** Start Data for this task **
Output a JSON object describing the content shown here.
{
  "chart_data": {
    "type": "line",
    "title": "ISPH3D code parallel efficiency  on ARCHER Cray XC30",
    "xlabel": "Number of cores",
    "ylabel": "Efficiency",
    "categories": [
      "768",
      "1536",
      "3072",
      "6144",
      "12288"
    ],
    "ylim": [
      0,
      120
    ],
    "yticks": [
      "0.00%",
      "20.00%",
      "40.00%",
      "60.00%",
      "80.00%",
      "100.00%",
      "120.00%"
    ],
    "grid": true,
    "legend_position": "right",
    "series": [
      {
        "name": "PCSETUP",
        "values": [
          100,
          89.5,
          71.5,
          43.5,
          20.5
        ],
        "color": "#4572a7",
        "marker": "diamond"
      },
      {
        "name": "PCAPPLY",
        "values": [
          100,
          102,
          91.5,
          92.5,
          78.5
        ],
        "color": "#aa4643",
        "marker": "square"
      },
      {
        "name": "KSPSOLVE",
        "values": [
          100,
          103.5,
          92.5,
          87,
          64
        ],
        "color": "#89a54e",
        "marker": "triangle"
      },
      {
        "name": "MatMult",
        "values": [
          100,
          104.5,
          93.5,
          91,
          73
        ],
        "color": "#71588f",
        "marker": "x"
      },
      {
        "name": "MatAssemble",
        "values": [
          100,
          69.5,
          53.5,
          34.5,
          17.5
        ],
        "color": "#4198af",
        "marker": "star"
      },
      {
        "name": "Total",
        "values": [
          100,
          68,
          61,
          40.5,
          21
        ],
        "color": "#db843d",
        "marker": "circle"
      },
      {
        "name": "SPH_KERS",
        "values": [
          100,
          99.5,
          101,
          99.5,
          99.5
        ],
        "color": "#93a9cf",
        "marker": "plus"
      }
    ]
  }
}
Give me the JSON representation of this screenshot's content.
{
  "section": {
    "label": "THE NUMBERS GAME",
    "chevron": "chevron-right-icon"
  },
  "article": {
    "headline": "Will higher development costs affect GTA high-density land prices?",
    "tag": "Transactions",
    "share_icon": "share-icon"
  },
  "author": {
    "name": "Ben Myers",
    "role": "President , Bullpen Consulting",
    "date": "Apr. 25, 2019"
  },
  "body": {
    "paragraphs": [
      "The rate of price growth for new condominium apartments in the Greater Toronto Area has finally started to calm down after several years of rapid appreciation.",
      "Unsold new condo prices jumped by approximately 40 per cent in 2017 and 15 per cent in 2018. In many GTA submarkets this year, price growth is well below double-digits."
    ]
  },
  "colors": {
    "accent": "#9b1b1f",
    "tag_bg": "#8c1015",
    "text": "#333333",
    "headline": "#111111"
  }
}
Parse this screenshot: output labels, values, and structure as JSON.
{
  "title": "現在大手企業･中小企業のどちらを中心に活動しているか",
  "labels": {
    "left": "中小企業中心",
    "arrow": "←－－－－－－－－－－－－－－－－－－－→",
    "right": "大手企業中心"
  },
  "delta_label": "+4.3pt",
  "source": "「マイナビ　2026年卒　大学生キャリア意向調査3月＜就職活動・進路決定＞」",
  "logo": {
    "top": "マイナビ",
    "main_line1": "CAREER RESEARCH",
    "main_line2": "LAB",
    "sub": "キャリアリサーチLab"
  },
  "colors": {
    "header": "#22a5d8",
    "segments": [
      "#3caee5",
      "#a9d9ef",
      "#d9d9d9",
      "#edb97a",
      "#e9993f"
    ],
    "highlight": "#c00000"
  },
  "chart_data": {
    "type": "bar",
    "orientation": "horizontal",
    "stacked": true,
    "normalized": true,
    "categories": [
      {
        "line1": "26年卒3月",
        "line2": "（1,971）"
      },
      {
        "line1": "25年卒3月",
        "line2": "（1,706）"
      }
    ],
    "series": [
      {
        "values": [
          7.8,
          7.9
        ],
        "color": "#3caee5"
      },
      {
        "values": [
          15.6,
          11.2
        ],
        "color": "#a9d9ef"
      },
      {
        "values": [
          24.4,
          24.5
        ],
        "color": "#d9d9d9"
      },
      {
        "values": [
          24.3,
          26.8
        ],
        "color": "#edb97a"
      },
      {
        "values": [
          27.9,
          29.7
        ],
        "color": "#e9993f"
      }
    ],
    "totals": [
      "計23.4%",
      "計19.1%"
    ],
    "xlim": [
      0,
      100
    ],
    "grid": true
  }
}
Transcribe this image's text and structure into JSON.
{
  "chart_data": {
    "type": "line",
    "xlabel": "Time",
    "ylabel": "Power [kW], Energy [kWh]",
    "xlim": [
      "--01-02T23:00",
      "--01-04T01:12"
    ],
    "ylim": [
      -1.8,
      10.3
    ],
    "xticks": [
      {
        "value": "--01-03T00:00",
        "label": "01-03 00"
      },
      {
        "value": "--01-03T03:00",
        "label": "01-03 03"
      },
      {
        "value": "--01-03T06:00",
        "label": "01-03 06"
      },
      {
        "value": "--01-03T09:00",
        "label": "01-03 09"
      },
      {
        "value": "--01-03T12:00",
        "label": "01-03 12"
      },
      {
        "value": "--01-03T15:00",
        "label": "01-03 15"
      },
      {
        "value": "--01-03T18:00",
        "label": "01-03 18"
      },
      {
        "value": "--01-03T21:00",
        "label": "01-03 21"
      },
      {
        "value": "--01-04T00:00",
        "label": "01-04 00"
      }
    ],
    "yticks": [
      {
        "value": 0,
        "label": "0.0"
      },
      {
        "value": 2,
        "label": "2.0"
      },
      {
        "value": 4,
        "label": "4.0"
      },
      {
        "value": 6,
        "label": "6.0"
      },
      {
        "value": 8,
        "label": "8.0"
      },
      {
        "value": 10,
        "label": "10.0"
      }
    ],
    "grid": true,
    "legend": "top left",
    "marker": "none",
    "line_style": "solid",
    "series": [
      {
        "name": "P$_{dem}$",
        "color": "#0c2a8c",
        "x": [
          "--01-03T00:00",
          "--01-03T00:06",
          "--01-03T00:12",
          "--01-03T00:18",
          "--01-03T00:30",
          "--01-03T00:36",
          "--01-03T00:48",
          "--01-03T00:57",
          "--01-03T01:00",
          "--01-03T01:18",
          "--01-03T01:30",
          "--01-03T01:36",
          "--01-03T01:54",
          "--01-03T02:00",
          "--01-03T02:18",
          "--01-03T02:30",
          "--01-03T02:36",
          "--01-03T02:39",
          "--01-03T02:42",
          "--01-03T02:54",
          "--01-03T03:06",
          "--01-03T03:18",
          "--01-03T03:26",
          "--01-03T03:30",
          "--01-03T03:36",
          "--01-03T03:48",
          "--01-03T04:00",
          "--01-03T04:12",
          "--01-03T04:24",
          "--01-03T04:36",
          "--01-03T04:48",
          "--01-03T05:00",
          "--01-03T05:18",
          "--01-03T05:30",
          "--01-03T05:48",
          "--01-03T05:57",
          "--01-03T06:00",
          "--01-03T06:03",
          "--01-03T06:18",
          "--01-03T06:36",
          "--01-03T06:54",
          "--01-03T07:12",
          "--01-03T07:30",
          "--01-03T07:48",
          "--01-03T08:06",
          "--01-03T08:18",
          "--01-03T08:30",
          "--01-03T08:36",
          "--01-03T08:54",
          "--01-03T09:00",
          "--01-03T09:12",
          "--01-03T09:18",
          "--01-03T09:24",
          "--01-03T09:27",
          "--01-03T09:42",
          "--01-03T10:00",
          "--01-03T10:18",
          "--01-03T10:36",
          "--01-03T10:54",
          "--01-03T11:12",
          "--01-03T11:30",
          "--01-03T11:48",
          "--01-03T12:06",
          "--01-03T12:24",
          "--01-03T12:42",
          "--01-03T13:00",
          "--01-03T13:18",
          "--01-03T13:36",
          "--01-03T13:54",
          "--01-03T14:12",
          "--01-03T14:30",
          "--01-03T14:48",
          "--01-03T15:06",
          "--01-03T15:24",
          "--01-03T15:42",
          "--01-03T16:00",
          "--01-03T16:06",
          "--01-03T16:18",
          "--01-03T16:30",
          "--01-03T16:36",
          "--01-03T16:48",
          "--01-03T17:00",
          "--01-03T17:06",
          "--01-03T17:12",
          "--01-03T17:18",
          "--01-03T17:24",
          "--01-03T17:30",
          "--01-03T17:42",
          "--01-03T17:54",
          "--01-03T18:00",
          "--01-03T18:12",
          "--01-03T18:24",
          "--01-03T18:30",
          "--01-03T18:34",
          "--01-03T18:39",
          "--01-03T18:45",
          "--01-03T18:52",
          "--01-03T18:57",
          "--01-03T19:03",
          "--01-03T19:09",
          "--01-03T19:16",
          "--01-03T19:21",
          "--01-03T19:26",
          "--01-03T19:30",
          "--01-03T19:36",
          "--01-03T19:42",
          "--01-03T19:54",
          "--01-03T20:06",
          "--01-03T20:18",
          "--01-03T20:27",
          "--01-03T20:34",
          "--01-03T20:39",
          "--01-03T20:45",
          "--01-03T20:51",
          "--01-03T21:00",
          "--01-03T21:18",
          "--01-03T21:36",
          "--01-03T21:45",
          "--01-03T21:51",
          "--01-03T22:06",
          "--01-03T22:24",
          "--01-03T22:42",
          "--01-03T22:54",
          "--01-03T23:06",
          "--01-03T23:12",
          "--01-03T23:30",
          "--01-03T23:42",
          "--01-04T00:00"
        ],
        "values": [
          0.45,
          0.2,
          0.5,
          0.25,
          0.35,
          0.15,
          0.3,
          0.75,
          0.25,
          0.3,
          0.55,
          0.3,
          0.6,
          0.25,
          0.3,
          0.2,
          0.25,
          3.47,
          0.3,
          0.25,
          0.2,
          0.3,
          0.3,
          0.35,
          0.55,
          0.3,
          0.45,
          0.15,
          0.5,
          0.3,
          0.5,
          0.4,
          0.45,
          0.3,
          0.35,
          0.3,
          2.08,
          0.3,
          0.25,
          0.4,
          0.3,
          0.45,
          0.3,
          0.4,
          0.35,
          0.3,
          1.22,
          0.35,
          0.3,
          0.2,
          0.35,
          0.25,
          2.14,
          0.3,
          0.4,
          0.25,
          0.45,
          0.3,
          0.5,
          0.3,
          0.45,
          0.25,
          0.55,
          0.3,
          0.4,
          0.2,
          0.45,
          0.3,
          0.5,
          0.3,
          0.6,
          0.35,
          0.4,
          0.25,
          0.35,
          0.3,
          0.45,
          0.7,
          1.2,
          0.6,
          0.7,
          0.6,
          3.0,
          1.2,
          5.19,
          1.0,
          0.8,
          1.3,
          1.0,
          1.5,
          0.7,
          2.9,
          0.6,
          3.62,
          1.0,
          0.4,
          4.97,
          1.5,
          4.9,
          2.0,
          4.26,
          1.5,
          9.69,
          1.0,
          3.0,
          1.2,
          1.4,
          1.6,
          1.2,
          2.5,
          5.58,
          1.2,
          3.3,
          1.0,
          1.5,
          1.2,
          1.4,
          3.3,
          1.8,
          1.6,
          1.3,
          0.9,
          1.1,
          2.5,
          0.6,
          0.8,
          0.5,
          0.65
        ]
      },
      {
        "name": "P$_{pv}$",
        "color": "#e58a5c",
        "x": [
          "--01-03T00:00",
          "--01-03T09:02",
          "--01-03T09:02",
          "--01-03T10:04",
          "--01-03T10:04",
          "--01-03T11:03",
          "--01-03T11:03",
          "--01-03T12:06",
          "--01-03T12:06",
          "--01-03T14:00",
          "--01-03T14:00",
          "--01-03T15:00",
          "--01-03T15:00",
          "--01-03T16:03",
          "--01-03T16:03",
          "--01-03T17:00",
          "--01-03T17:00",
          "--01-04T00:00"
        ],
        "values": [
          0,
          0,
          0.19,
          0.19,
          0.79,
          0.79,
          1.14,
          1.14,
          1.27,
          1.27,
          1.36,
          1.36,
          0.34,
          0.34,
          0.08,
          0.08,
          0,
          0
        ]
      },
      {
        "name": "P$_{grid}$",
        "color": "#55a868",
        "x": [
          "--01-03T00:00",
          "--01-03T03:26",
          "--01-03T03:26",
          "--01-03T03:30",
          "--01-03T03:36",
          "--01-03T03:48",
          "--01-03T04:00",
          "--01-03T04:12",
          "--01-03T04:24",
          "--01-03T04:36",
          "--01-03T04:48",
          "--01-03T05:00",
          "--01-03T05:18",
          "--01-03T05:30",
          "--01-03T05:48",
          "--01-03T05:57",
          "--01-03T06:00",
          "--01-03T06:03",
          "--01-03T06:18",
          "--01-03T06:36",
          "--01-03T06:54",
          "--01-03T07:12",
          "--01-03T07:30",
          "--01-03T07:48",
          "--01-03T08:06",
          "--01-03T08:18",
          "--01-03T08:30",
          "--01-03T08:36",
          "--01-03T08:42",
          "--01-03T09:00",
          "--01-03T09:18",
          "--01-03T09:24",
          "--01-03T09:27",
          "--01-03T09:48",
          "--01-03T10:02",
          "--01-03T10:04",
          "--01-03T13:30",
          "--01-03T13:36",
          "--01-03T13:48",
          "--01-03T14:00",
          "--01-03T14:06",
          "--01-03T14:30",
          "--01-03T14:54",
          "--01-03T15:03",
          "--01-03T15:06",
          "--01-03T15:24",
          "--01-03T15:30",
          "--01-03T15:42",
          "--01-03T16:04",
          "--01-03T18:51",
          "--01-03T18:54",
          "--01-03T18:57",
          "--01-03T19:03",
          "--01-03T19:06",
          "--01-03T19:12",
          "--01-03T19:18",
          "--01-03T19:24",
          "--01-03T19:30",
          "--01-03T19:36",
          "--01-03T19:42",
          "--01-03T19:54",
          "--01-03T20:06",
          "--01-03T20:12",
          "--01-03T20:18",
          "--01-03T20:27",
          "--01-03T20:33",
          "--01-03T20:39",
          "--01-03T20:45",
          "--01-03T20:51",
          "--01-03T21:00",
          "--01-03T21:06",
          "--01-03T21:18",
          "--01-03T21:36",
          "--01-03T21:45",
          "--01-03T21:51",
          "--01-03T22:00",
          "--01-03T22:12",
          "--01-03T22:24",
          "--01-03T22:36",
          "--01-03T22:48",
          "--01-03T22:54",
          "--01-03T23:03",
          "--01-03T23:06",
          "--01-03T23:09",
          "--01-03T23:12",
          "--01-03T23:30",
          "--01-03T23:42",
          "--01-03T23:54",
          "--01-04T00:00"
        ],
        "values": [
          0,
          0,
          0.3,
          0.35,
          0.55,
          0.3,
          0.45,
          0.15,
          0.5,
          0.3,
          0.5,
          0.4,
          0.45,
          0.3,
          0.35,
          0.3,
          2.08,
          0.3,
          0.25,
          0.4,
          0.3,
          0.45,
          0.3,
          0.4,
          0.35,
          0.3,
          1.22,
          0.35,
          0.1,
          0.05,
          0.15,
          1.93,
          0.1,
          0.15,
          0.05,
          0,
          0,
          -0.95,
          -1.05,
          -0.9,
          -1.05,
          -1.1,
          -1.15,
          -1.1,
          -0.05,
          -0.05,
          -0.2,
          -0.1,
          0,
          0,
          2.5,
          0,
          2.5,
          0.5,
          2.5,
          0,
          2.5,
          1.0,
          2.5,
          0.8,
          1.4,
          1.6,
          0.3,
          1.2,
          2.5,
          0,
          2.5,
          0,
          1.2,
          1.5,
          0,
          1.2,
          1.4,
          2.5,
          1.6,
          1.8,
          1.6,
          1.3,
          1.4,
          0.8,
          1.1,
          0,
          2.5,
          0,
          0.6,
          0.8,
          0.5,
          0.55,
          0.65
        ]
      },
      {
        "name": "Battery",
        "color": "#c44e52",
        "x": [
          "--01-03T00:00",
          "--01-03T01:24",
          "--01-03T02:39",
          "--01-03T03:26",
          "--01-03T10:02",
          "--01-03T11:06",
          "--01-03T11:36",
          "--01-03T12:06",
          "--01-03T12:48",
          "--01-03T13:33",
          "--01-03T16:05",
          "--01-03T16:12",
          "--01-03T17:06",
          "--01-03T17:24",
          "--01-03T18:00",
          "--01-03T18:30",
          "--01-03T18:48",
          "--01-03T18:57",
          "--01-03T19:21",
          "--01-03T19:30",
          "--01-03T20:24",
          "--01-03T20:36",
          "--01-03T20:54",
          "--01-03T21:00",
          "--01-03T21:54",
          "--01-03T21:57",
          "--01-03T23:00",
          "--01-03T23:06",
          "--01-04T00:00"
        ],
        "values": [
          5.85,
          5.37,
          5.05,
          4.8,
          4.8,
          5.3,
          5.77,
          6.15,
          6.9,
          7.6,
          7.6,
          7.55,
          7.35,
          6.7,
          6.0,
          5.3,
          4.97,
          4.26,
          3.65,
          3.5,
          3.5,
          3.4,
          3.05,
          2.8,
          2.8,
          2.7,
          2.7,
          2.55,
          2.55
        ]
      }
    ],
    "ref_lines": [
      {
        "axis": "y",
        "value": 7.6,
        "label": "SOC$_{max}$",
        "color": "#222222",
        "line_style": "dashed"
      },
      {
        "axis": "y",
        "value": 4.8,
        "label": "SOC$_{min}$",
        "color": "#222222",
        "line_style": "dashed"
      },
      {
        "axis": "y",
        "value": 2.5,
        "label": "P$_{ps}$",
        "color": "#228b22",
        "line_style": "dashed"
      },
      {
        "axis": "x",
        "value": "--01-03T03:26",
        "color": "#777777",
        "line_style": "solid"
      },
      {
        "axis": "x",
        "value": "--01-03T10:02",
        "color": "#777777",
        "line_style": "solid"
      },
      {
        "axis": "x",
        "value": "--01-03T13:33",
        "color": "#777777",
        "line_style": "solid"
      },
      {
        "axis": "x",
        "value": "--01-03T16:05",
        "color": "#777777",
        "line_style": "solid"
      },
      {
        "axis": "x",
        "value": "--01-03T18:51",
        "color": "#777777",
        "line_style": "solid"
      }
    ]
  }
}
** End Data for this task **
Requirements: Which lines contain "マイナビ"? Show each of them.

Exercise solution:
  "source": "「マイナビ　2026年卒　大学生キャリア意向調査3月＜就職活動・進路決定＞」",
    "top": "マイナビ",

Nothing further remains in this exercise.